Records:
━━━━━━

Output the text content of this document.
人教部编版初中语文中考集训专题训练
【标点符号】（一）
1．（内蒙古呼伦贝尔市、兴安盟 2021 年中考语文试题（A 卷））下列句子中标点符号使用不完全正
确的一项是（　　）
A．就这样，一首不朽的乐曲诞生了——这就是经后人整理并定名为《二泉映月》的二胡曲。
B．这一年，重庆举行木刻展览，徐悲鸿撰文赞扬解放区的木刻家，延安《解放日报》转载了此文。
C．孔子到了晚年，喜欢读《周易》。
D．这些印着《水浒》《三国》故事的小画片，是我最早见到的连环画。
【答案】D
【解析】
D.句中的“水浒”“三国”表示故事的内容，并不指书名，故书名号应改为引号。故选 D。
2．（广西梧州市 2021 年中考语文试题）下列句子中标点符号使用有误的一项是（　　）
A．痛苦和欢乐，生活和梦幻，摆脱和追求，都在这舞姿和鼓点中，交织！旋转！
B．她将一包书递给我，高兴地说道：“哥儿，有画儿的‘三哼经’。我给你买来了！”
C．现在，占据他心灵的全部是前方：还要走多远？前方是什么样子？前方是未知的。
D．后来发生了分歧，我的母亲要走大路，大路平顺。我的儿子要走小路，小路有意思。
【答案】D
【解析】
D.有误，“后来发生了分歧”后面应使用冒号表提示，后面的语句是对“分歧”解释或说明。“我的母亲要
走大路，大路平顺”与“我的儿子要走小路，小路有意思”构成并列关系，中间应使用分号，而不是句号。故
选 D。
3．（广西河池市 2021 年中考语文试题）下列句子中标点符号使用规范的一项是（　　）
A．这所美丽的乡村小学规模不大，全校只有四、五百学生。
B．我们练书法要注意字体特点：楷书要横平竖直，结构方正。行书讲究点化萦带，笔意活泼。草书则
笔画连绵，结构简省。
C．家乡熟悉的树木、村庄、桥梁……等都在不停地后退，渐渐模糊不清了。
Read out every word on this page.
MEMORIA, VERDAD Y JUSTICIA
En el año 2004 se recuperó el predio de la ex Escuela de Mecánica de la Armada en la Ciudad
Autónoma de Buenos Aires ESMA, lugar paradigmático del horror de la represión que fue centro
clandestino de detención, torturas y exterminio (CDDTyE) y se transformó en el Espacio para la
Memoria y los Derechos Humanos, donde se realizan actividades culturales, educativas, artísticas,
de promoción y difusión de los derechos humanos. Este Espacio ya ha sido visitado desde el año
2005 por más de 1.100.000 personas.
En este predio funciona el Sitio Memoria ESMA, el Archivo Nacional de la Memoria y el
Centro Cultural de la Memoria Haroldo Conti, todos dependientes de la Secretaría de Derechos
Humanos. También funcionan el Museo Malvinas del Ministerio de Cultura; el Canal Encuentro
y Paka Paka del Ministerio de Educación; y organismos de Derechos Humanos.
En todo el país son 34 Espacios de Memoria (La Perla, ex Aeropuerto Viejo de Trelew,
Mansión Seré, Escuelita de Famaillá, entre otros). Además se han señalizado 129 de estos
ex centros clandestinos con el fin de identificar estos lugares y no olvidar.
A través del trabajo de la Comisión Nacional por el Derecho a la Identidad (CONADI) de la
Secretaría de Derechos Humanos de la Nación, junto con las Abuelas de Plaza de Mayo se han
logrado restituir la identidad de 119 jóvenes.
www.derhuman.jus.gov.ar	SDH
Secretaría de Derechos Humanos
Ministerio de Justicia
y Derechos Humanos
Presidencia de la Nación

━━━━━━

Task directions:
Return all of the data word for word.

Answer to this exercise:
Output the text content of this document.
人教部编版初中语文中考集训专题训练
【标点符号】（一）
1．（内蒙古呼伦贝尔市、兴安盟 2021 年中考语文试题（A 卷））下列句子中标点符号使用不完全正
确的一项是（　　）
A．就这样，一首不朽的乐曲诞生了——这就是经后人整理并定名为《二泉映月》的二胡曲。
B．这一年，重庆举行木刻展览，徐悲鸿撰文赞扬解放区的木刻家，延安《解放日报》转载了此文。
C．孔子到了晚年，喜欢读《周易》。
D．这些印着《水浒》《三国》故事的小画片，是我最早见到的连环画。
【答案】D
【解析】
D.句中的“水浒”“三国”表示故事的内容，并不指书名，故书名号应改为引号。故选 D。
2．（广西梧州市 2021 年中考语文试题）下列句子中标点符号使用有误的一项是（　　）
A．痛苦和欢乐，生活和梦幻，摆脱和追求，都在这舞姿和鼓点中，交织！旋转！
B．她将一包书递给我，高兴地说道：“哥儿，有画儿的‘三哼经’。我给你买来了！”
C．现在，占据他心灵的全部是前方：还要走多远？前方是什么样子？前方是未知的。
D．后来发生了分歧，我的母亲要走大路，大路平顺。我的儿子要走小路，小路有意思。
【答案】D
【解析】
D.有误，“后来发生了分歧”后面应使用冒号表提示，后面的语句是对“分歧”解释或说明。“我的母亲要
走大路，大路平顺”与“我的儿子要走小路，小路有意思”构成并列关系，中间应使用分号，而不是句号。故
选 D。
3．（广西河池市 2021 年中考语文试题）下列句子中标点符号使用规范的一项是（　　）
A．这所美丽的乡村小学规模不大，全校只有四、五百学生。
B．我们练书法要注意字体特点：楷书要横平竖直，结构方正。行书讲究点化萦带，笔意活泼。草书则
笔画连绵，结构简省。
C．家乡熟悉的树木、村庄、桥梁……等都在不停地后退，渐渐模糊不清了。
Read out every word on this page.
MEMORIA, VERDAD Y JUSTICIA
En el año 2004 se recuperó el predio de la ex Escuela de Mecánica de la Armada en la Ciudad
Autónoma de Buenos Aires ESMA, lugar paradigmático del horror de la represión que fue centro
clandestino de detención, torturas y exterminio (CDDTyE) y se transformó en el Espacio para la
Memoria y los Derechos Humanos, donde se realizan actividades culturales, educativas, artísticas,
de promoción y difusión de los derechos humanos. Este Espacio ya ha sido visitado desde el año
2005 por más de 1.100.000 personas.
En este predio funciona el Sitio Memoria ESMA, el Archivo Nacional de la Memoria y el
Centro Cultural de la Memoria Haroldo Conti, todos dependientes de la Secretaría de Derechos
Humanos. También funcionan el Museo Malvinas del Ministerio de Cultura; el Canal Encuentro
y Paka Paka del Ministerio de Educación; y organismos de Derechos Humanos.
En todo el país son 34 Espacios de Memoria (La Perla, ex Aeropuerto Viejo de Trelew,
Mansión Seré, Escuelita de Famaillá, entre otros). Además se han señalizado 129 de estos
ex centros clandestinos con el fin de identificar estos lugares y no olvidar.
A través del trabajo de la Comisión Nacional por el Derecho a la Identidad (CONADI) de la
Secretaría de Derechos Humanos de la Nación, junto con las Abuelas de Plaza de Mayo se han
logrado restituir la identidad de 119 jóvenes.
www.derhuman.jus.gov.ar	SDH
Secretaría de Derechos Humanos
Ministerio de Justicia
y Derechos Humanos
Presidencia de la Nación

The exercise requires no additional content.